--- start Task data ---

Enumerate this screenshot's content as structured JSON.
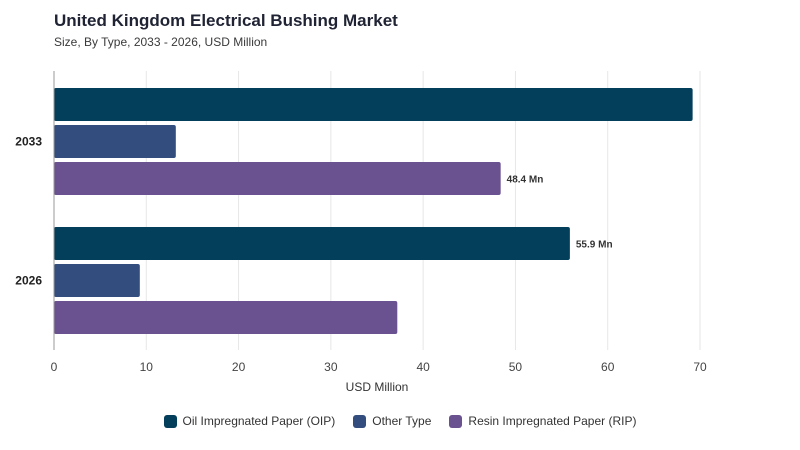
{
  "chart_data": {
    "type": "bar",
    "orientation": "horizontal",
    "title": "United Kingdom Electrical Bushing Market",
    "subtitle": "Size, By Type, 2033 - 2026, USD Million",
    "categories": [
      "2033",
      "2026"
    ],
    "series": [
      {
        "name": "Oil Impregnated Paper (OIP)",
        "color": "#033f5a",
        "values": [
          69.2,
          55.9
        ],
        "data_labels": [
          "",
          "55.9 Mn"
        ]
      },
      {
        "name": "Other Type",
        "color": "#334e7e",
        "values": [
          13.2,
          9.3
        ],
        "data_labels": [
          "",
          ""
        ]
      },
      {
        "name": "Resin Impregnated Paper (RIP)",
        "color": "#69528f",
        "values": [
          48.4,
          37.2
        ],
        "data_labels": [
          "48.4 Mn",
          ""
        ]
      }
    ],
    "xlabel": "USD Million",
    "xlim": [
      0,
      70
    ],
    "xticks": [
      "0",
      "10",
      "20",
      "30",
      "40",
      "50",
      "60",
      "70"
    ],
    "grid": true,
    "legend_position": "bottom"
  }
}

--- end Task data ---
--- start Task data ---

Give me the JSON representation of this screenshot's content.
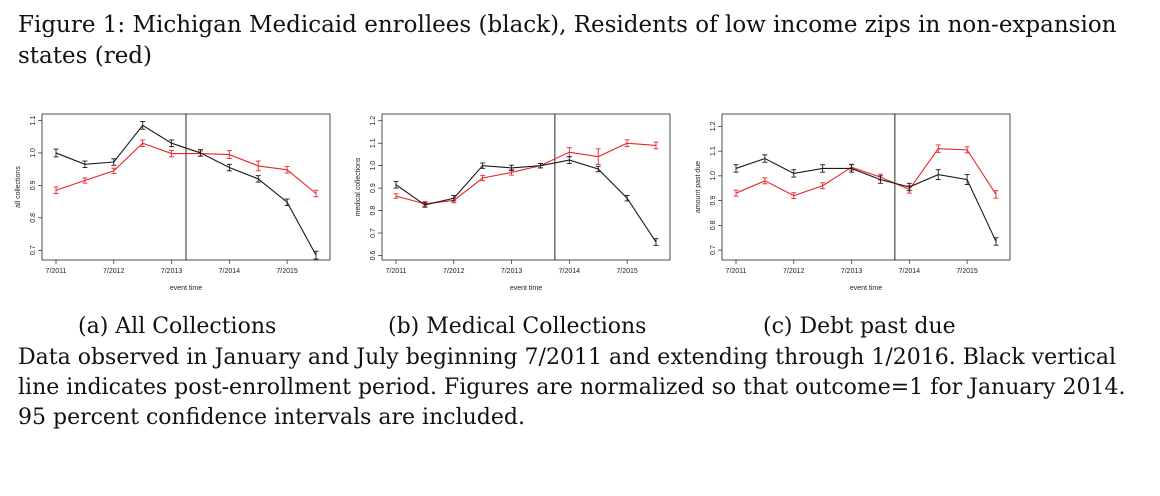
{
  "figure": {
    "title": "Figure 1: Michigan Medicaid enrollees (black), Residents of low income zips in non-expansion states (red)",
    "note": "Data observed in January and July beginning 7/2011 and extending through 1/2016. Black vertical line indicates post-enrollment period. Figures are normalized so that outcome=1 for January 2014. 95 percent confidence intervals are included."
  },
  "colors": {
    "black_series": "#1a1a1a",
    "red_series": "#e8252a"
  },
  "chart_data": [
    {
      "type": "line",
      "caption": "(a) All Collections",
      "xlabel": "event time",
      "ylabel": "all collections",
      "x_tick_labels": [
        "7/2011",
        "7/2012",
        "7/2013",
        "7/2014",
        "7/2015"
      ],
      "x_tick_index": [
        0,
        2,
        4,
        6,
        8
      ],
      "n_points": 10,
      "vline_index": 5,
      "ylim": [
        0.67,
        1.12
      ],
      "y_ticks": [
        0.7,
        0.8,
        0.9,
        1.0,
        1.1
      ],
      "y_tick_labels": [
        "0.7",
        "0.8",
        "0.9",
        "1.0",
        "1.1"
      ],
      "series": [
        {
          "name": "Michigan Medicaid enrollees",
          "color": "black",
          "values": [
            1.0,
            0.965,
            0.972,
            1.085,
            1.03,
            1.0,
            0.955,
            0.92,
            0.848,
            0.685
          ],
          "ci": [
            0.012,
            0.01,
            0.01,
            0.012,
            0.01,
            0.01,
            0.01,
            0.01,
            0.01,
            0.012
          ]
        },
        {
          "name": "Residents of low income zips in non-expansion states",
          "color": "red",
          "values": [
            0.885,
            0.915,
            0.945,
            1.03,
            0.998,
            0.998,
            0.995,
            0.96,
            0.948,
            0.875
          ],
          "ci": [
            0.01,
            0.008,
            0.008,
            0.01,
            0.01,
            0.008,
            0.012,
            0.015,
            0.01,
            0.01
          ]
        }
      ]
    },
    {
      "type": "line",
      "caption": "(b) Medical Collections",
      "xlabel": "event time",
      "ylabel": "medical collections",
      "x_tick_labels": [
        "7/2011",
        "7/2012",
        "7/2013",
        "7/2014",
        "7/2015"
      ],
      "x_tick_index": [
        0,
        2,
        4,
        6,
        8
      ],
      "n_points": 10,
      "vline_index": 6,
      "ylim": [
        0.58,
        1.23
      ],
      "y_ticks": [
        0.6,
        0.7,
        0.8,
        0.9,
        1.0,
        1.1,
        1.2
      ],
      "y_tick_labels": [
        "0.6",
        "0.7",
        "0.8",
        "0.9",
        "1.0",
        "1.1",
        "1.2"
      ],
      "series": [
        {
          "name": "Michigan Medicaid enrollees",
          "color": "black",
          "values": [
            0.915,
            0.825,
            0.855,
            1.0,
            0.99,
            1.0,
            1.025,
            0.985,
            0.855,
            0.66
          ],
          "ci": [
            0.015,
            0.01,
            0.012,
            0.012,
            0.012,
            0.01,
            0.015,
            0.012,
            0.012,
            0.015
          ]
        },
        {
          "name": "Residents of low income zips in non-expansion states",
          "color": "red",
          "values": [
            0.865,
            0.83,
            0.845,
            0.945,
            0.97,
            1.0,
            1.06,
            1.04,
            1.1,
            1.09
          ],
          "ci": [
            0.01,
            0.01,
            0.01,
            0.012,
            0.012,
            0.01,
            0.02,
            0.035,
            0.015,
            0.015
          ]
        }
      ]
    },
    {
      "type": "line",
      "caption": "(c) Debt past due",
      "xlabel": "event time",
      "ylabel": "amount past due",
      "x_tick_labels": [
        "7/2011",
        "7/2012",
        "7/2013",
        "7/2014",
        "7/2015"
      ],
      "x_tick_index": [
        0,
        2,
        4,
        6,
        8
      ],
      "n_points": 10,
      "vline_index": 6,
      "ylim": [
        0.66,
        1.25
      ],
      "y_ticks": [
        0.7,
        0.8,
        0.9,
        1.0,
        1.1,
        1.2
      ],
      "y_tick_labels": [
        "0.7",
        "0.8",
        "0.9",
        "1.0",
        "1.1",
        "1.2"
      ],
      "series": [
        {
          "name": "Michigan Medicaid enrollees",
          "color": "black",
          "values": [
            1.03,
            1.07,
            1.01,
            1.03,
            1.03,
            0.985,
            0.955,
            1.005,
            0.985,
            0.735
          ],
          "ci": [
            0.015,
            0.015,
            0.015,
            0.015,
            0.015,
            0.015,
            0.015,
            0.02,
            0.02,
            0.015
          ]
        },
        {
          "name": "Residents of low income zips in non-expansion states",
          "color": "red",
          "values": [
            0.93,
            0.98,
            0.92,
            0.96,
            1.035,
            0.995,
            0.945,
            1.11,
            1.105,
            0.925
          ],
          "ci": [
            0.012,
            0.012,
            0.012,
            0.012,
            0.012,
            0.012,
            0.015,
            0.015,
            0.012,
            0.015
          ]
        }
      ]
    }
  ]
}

--- end Task data ---
--- start Task data ---

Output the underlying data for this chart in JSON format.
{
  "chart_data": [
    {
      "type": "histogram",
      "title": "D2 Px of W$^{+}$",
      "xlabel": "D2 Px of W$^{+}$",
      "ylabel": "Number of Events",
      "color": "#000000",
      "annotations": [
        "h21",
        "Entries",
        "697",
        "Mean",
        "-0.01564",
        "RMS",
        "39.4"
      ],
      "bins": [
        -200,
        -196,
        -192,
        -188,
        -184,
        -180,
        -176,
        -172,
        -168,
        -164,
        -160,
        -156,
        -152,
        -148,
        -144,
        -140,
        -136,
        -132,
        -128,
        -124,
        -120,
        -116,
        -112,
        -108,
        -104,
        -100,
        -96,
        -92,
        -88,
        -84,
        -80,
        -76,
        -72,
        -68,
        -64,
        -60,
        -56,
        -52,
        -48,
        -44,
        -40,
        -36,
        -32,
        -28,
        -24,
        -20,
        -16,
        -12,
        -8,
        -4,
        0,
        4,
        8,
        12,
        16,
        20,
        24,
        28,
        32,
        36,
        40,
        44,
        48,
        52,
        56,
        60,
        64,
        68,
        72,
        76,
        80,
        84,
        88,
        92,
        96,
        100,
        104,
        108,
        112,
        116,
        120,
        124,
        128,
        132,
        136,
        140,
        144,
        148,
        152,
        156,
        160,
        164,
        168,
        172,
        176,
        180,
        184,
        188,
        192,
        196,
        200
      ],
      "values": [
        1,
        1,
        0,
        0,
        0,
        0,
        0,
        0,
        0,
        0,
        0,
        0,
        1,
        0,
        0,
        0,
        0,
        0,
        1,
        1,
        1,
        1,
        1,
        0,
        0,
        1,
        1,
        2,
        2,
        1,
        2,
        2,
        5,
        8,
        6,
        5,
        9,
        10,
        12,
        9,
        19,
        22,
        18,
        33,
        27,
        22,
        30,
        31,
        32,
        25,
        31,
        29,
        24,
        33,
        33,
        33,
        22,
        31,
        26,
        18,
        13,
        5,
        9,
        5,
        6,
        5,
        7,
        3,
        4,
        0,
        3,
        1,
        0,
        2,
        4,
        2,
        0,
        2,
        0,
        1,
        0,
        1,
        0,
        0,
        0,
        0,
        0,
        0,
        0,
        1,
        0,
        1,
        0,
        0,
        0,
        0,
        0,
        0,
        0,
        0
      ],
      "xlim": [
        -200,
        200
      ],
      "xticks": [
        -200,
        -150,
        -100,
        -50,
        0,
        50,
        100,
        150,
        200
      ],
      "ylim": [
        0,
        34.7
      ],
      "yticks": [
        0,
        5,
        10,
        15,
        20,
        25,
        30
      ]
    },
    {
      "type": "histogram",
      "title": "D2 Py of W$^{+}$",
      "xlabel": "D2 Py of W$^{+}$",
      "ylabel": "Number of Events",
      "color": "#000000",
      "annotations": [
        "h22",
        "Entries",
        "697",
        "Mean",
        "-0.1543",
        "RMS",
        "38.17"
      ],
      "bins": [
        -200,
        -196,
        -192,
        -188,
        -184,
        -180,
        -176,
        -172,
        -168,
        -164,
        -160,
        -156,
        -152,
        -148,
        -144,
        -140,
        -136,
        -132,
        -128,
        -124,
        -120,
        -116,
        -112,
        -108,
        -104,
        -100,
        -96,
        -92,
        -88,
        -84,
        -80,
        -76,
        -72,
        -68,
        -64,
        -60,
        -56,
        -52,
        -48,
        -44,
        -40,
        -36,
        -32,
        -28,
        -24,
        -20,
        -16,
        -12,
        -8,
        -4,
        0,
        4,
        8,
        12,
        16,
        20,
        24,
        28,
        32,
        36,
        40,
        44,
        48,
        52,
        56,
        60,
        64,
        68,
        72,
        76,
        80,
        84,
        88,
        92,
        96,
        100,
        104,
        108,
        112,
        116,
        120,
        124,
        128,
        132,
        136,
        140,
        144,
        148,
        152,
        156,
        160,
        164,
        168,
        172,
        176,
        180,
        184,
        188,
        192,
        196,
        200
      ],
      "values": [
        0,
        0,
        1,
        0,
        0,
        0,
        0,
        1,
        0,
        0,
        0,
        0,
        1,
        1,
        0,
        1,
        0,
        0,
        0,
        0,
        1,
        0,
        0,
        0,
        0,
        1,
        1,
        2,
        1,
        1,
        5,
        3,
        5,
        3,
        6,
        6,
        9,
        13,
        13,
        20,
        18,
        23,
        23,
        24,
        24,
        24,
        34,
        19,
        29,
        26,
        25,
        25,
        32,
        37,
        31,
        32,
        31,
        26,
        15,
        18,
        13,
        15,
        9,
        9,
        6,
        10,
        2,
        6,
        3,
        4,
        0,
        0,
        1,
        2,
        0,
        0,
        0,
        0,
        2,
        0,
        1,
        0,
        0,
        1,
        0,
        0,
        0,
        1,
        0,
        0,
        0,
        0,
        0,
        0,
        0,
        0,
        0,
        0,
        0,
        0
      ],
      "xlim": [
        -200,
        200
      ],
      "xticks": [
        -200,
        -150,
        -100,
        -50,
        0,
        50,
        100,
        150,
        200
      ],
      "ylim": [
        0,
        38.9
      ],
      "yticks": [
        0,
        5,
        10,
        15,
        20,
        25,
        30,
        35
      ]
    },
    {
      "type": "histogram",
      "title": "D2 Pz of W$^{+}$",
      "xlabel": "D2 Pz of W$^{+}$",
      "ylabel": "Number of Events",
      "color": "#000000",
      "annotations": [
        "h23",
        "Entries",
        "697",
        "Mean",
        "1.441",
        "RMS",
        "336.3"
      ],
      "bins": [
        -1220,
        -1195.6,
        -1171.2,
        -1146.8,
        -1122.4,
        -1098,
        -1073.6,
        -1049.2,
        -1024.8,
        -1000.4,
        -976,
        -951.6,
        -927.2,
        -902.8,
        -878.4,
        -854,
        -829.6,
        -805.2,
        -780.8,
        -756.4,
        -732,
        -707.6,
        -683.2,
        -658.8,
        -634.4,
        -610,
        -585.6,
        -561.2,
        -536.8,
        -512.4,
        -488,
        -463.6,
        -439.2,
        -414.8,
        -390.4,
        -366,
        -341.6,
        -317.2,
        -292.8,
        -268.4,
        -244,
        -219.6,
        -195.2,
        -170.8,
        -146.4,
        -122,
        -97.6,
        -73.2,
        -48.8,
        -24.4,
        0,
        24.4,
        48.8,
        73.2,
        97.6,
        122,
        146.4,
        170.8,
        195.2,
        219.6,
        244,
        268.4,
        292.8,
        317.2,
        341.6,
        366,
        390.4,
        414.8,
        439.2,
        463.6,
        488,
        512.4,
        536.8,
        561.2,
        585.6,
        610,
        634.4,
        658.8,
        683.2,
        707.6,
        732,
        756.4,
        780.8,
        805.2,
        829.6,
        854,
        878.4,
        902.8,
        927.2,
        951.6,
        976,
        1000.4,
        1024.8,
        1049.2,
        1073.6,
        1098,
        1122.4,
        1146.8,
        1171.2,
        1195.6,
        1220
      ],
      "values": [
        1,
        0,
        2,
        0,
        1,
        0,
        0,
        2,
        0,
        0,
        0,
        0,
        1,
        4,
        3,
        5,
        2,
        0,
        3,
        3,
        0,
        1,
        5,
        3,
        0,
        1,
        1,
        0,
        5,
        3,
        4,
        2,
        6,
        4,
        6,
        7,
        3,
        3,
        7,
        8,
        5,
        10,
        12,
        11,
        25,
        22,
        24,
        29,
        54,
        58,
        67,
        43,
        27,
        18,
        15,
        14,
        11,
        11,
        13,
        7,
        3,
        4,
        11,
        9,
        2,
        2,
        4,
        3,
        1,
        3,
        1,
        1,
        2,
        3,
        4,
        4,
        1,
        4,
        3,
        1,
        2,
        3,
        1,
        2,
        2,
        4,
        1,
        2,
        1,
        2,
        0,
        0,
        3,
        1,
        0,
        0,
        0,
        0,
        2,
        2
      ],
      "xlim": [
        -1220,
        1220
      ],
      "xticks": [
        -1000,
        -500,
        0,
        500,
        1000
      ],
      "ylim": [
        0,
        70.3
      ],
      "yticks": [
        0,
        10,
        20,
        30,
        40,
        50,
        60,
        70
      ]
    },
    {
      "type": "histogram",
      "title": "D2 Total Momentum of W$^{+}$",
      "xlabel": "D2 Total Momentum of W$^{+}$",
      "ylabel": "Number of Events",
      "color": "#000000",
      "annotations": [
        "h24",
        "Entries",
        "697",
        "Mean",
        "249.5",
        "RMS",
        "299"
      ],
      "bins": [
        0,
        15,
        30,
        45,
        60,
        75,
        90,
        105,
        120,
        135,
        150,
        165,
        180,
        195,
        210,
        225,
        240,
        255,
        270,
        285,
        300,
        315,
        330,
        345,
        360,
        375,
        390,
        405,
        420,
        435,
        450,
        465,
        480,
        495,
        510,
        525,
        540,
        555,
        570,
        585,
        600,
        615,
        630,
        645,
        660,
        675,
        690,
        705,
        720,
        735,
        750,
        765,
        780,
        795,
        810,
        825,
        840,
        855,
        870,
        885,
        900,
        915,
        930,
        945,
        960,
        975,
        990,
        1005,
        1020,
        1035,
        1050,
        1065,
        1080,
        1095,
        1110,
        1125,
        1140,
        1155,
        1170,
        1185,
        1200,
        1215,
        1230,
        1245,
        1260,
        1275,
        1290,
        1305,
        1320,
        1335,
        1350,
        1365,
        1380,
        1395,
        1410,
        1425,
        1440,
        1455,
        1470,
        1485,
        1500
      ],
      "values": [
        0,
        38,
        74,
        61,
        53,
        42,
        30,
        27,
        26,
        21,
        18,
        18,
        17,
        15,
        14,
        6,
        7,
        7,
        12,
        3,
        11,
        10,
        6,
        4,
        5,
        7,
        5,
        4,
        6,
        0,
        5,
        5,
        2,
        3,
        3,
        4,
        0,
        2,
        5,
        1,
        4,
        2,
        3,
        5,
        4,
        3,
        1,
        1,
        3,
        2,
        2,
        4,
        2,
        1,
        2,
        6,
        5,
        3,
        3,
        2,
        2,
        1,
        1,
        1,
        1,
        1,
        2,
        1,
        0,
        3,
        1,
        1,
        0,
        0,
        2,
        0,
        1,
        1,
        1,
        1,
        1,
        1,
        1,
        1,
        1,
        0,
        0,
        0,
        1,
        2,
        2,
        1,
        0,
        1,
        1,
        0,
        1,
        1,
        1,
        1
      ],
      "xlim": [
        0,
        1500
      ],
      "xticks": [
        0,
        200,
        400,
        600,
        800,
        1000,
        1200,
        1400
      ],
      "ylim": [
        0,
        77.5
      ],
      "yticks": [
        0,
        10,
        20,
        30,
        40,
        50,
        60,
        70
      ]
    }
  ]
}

--- end Task data ---

Aim of the exercise >>
Scan the records for the string "caption". Copy each line in which it appears.

Output for this task >>
      "caption": "(a) All Collections",
      "caption": "(b) Medical Collections",
      "caption": "(c) Debt past due",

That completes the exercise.